**EXERCISE**
Give the records back in full, exactly as they read.

**STORED ROWS**
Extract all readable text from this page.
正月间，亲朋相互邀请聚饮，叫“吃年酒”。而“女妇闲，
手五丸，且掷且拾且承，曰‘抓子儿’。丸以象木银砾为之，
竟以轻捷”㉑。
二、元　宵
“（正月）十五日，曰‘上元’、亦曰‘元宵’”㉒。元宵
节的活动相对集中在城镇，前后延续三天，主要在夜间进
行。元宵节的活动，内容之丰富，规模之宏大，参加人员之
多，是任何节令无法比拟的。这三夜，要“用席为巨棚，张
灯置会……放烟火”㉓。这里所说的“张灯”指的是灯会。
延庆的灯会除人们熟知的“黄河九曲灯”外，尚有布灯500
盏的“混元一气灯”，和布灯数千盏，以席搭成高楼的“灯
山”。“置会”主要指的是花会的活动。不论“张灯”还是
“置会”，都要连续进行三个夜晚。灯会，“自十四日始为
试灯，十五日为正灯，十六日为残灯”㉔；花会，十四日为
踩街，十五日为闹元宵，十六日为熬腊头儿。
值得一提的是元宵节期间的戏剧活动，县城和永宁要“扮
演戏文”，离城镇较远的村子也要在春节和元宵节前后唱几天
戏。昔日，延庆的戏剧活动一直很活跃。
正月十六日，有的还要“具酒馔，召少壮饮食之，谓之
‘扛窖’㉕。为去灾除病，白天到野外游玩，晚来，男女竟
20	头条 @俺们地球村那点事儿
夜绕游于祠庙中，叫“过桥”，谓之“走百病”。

**THE OUTPUT**
Extract all readable text from this page.
正月间，亲朋相互邀请聚饮，叫“吃年酒”。而“女妇闲，
手五丸，且掷且拾且承，曰‘抓子儿’。丸以象木银砾为之，
竟以轻捷”㉑。
二、元　宵
“（正月）十五日，曰‘上元’、亦曰‘元宵’”㉒。元宵
节的活动相对集中在城镇，前后延续三天，主要在夜间进
行。元宵节的活动，内容之丰富，规模之宏大，参加人员之
多，是任何节令无法比拟的。这三夜，要“用席为巨棚，张
灯置会……放烟火”㉓。这里所说的“张灯”指的是灯会。
延庆的灯会除人们熟知的“黄河九曲灯”外，尚有布灯500
盏的“混元一气灯”，和布灯数千盏，以席搭成高楼的“灯
山”。“置会”主要指的是花会的活动。不论“张灯”还是
“置会”，都要连续进行三个夜晚。灯会，“自十四日始为
试灯，十五日为正灯，十六日为残灯”㉔；花会，十四日为
踩街，十五日为闹元宵，十六日为熬腊头儿。
值得一提的是元宵节期间的戏剧活动，县城和永宁要“扮
演戏文”，离城镇较远的村子也要在春节和元宵节前后唱几天
戏。昔日，延庆的戏剧活动一直很活跃。
正月十六日，有的还要“具酒馔，召少壮饮食之，谓之
‘扛窖’㉕。为去灾除病，白天到野外游玩，晚来，男女竟
20	头条 @俺们地球村那点事儿
夜绕游于祠庙中，叫“过桥”，谓之“走百病”。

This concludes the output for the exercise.